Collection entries
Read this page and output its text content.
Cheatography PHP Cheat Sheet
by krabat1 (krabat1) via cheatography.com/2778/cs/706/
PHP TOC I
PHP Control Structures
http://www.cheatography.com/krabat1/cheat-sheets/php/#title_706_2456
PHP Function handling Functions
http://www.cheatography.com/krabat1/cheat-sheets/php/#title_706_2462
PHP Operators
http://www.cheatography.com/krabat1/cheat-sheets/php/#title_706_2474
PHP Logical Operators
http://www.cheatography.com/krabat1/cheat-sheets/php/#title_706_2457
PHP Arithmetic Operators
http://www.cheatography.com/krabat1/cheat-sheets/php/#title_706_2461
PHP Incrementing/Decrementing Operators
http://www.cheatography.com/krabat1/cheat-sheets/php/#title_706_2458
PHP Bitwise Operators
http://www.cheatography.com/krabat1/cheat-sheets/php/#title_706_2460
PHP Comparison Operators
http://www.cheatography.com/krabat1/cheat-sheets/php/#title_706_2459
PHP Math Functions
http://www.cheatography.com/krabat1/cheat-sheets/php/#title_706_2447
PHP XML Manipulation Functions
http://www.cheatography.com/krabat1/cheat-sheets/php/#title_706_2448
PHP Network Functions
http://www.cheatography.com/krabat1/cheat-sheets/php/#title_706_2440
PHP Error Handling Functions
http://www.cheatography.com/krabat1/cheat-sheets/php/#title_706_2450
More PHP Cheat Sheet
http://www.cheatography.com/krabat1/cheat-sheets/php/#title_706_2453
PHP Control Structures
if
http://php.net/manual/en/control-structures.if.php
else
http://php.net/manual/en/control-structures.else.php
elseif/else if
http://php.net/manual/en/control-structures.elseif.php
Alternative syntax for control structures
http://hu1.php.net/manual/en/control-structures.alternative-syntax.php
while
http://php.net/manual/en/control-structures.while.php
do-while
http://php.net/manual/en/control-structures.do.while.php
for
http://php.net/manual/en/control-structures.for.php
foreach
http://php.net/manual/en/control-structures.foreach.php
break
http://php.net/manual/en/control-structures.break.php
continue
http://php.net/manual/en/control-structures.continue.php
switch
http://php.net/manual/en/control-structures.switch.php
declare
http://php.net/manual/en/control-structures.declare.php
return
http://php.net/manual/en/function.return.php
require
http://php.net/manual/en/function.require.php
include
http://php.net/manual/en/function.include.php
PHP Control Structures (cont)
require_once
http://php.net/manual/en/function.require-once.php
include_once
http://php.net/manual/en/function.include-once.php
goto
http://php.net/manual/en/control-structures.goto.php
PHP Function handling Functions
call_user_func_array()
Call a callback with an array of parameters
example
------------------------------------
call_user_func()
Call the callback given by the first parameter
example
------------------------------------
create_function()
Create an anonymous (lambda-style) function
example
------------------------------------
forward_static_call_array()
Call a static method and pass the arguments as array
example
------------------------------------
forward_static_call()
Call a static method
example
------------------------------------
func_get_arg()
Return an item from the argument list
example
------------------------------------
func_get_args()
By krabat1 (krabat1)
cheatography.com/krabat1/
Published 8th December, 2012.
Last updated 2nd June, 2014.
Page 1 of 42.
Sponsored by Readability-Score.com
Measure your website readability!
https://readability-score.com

● **GIVEN PROBLEM**:
Each line that has the word "foreach" should be copied.

● **RESULT OF THE TASK**:
foreach
http://php.net/manual/en/control-structures.foreach.php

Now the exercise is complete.